─── Recorded information ───

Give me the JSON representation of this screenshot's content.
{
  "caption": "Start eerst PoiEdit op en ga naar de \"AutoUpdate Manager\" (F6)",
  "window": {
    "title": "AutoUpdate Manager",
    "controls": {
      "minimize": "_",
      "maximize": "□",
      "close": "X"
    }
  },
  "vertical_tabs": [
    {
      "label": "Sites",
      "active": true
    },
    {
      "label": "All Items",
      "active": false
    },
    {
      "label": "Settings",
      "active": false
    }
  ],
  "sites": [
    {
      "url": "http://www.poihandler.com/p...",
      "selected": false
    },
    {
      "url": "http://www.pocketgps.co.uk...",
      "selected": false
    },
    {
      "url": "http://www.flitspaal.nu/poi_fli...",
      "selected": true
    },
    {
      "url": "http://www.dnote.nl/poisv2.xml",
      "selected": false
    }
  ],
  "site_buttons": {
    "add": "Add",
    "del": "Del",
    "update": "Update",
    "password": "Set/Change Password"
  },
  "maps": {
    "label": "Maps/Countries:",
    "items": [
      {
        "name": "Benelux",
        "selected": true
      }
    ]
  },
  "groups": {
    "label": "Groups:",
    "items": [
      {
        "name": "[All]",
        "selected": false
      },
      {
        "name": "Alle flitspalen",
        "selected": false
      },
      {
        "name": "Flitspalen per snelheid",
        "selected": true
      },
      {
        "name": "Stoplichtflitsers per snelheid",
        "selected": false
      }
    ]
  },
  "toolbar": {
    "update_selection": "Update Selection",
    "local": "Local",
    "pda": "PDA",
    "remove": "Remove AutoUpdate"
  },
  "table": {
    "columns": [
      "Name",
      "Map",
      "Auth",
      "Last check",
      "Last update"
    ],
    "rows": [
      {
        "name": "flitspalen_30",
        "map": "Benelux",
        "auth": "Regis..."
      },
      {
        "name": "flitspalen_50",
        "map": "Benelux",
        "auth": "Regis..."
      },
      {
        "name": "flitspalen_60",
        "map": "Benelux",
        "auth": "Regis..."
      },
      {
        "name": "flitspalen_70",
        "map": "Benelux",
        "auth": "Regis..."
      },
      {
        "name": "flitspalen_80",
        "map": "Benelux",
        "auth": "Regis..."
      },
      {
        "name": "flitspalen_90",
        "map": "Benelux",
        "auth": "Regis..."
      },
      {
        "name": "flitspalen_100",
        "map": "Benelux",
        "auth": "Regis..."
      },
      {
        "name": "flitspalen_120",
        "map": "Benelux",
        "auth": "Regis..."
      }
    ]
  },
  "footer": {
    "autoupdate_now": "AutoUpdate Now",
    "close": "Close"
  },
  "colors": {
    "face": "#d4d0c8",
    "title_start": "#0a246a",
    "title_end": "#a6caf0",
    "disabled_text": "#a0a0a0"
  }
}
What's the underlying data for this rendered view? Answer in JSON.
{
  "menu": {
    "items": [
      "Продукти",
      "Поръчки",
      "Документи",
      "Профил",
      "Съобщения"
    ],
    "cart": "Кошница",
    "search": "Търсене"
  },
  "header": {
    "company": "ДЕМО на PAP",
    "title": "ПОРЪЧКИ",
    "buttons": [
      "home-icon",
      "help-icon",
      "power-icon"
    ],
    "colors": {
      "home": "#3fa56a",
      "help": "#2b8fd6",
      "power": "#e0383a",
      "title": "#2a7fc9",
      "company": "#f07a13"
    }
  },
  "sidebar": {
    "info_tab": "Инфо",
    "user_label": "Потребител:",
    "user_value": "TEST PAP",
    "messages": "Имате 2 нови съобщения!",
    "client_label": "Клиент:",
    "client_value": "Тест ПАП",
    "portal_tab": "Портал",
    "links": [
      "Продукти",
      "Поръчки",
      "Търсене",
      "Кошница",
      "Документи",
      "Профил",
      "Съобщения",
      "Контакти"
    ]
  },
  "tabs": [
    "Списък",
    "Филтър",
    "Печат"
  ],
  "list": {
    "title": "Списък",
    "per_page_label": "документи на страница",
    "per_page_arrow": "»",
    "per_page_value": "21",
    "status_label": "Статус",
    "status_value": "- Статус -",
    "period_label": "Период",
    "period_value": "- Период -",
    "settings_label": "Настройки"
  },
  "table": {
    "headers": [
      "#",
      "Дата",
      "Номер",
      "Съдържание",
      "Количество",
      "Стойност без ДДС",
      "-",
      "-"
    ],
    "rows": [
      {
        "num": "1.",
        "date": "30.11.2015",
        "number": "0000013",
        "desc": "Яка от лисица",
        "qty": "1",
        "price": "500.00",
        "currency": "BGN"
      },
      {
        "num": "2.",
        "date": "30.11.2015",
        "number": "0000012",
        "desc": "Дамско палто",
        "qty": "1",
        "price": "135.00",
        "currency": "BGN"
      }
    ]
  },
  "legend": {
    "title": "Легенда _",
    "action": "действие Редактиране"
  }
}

───

Written exercise: Identify and extract each line of the listing that contains "AutoUpdate".

Output below:
  "caption": "Start eerst PoiEdit op en ga naar de \"AutoUpdate Manager\" (F6)",
    "title": "AutoUpdate Manager",
    "remove": "Remove AutoUpdate"
    "autoupdate_now": "AutoUpdate Now",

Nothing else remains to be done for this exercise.